**Data for this exercise**
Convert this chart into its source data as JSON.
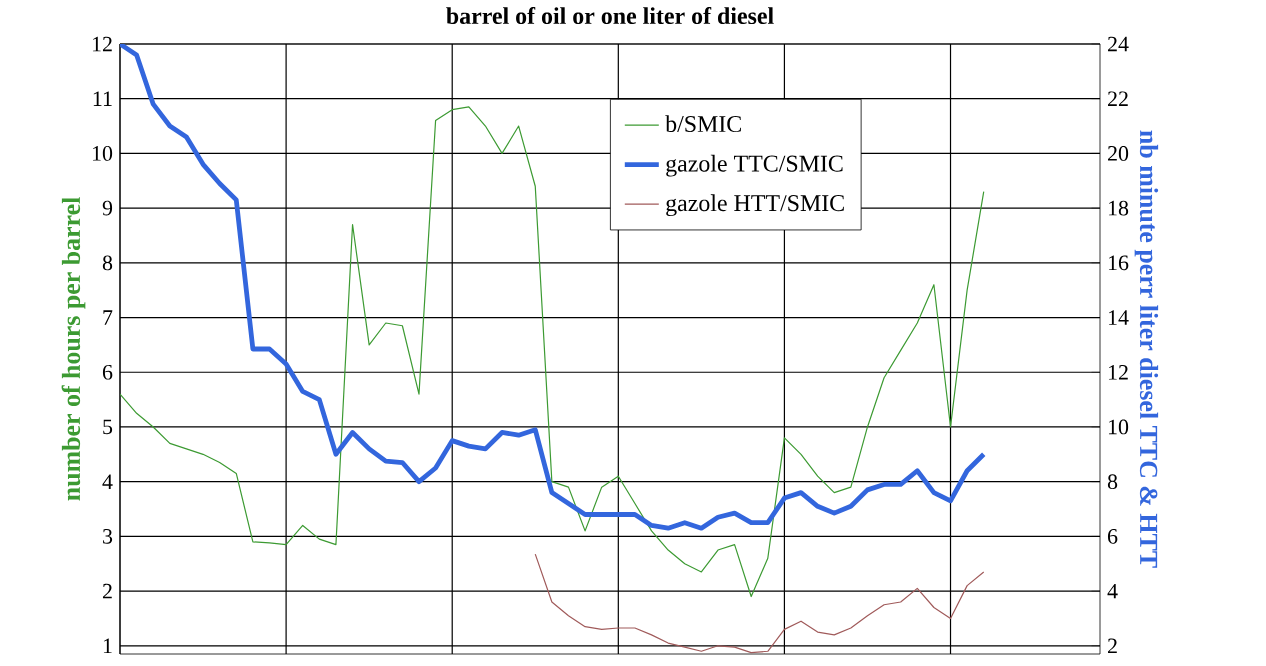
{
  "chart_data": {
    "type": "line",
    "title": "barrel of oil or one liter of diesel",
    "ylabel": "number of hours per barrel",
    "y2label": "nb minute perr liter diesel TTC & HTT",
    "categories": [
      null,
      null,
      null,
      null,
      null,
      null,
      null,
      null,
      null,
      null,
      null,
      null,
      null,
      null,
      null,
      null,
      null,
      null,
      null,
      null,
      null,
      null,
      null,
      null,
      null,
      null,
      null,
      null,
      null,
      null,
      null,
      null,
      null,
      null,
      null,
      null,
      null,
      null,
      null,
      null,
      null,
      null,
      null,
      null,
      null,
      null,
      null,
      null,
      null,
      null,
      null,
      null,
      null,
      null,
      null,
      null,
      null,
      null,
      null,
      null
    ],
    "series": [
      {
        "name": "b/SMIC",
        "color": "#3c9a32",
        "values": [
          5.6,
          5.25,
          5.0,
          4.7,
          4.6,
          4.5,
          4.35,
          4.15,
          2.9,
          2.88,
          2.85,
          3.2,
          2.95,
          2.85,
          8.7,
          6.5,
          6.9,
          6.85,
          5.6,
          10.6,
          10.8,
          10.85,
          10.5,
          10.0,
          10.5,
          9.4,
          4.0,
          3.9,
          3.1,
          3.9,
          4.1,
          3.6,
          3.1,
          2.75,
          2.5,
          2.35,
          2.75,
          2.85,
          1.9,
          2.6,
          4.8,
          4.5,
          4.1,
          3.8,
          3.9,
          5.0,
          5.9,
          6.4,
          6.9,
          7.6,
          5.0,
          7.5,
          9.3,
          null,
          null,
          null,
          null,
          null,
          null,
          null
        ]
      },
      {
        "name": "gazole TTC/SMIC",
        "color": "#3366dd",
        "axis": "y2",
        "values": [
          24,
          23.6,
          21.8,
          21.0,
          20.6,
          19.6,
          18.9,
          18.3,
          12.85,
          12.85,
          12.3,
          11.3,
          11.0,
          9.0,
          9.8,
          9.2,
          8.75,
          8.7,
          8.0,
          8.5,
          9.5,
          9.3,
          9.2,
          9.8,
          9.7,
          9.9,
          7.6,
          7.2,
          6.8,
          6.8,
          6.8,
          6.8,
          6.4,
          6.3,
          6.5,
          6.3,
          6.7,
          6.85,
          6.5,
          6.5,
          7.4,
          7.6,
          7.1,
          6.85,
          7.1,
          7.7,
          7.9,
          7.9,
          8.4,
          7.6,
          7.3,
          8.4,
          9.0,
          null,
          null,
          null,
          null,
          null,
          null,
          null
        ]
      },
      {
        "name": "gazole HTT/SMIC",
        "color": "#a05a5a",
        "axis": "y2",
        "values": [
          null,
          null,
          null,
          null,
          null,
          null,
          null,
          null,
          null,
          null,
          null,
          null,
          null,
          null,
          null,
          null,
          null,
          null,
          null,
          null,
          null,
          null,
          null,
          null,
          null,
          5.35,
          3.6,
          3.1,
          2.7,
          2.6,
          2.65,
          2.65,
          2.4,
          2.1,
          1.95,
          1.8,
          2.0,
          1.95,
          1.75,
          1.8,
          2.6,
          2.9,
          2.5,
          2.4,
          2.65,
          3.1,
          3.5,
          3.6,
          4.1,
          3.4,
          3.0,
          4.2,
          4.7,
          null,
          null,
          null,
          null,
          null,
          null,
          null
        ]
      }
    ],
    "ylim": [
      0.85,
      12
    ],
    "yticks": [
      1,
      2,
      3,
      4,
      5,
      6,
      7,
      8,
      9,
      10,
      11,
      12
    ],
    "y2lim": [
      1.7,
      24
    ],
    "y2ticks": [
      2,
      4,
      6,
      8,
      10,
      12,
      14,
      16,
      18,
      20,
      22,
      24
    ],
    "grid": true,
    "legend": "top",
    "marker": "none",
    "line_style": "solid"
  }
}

--

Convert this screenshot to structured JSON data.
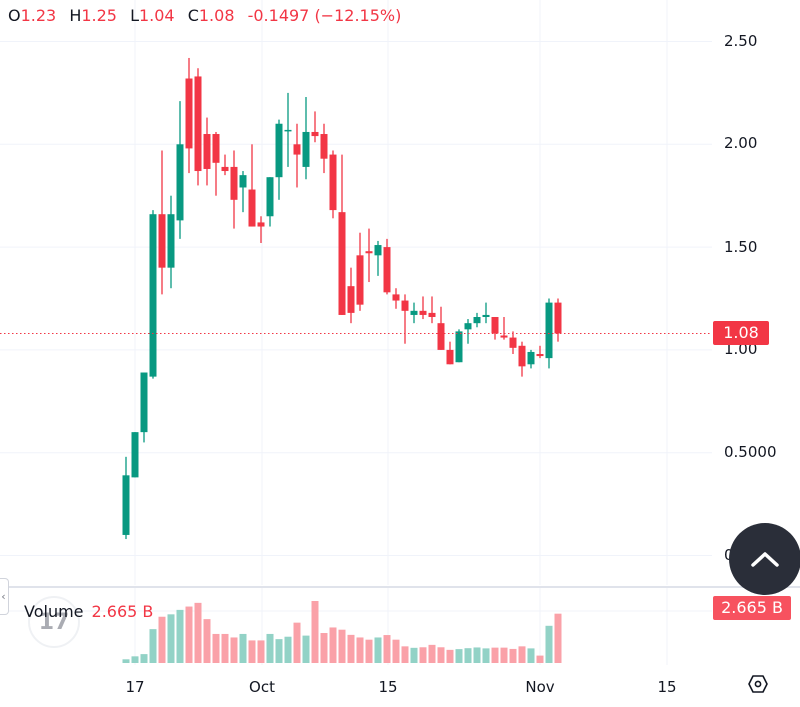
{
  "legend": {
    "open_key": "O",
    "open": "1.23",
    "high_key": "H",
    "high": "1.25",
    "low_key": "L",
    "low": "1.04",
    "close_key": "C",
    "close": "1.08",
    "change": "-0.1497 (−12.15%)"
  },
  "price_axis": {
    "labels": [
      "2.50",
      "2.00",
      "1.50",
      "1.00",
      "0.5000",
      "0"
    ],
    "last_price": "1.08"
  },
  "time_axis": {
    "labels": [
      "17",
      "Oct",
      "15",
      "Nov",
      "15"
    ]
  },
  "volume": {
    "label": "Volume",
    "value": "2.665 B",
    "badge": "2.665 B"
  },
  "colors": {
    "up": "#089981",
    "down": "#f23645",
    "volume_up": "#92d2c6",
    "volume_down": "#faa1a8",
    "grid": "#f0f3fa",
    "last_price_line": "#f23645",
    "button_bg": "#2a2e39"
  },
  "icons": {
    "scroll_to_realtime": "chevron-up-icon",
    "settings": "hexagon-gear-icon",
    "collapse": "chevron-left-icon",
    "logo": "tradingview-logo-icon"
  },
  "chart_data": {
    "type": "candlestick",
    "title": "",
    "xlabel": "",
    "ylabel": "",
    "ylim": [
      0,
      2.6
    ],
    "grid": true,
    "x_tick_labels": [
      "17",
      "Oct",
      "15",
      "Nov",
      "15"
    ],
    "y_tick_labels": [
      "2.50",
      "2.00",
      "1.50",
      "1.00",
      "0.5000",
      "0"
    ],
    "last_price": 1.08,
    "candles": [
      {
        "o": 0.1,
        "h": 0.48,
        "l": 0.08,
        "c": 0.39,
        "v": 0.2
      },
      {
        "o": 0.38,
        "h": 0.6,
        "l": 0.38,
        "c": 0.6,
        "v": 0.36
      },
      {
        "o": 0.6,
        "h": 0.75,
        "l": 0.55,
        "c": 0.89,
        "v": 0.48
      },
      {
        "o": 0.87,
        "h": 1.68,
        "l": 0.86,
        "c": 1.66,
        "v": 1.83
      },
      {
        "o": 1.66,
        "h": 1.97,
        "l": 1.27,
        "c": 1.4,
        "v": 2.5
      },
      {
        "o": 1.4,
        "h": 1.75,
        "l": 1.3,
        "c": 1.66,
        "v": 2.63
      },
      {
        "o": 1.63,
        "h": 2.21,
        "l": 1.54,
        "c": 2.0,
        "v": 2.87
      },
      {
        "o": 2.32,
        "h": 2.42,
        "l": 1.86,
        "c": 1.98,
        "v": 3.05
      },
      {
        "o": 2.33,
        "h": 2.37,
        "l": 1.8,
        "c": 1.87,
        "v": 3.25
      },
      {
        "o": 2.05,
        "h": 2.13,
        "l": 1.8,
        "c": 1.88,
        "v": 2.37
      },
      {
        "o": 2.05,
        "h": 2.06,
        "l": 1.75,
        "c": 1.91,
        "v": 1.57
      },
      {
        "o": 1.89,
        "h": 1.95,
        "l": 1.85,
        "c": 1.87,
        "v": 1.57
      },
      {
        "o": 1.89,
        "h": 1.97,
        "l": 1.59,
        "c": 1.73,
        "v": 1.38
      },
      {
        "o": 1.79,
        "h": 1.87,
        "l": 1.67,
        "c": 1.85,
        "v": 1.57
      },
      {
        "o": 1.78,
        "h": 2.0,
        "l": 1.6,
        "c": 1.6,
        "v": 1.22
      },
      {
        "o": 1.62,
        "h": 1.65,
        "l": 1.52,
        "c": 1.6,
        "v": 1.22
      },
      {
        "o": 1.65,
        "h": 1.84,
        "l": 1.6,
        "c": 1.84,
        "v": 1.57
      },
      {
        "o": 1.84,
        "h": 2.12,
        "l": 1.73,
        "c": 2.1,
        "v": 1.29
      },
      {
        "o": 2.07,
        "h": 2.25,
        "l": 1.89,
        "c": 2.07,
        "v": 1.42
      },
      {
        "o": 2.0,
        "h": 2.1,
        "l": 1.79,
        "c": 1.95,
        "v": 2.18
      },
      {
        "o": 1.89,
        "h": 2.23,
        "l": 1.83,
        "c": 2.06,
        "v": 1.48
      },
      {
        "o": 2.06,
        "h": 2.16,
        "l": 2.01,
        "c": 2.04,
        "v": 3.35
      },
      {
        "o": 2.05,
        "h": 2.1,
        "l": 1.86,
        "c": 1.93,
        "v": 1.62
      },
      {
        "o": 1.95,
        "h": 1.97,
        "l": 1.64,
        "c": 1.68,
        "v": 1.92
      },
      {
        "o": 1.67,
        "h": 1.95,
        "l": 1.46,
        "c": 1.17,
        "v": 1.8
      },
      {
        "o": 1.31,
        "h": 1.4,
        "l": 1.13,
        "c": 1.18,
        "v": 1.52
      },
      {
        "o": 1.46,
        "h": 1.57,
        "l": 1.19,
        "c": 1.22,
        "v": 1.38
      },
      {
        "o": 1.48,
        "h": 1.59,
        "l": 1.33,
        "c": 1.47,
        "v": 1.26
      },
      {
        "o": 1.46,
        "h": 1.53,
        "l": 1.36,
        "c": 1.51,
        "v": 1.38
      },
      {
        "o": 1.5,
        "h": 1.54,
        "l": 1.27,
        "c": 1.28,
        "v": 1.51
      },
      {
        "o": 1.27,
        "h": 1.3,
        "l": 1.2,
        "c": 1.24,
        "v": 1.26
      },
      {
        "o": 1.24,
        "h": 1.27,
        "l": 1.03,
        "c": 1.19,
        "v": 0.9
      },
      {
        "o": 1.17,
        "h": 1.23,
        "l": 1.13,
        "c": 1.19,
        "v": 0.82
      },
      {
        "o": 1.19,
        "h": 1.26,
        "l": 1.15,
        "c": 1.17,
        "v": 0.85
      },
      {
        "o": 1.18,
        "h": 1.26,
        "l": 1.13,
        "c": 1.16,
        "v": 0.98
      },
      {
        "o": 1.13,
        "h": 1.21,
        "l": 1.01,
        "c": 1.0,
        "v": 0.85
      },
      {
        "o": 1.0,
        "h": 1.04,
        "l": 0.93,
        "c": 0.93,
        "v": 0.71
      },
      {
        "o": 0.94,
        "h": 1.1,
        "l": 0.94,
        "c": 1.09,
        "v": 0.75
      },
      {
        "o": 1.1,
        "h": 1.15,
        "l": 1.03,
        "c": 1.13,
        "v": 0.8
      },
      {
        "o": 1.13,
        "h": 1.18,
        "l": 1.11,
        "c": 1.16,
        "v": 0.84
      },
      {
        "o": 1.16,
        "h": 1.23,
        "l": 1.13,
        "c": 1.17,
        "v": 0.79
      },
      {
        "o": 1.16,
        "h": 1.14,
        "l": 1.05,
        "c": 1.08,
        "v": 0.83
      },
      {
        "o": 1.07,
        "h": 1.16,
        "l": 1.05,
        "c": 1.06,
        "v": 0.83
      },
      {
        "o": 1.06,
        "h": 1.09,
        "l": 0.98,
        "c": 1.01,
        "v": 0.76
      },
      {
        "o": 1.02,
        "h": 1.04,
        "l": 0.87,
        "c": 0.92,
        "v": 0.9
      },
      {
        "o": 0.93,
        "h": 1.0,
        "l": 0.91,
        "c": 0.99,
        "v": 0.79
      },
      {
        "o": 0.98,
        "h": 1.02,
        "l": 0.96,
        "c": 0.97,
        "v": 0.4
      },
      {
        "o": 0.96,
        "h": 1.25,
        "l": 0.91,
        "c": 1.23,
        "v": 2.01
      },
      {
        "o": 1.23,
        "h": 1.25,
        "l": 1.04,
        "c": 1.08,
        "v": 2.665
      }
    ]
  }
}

**What this task involves**
Work through the data and report how many of its lines hold the word "diesel", giving only the figure.

**Written response**
2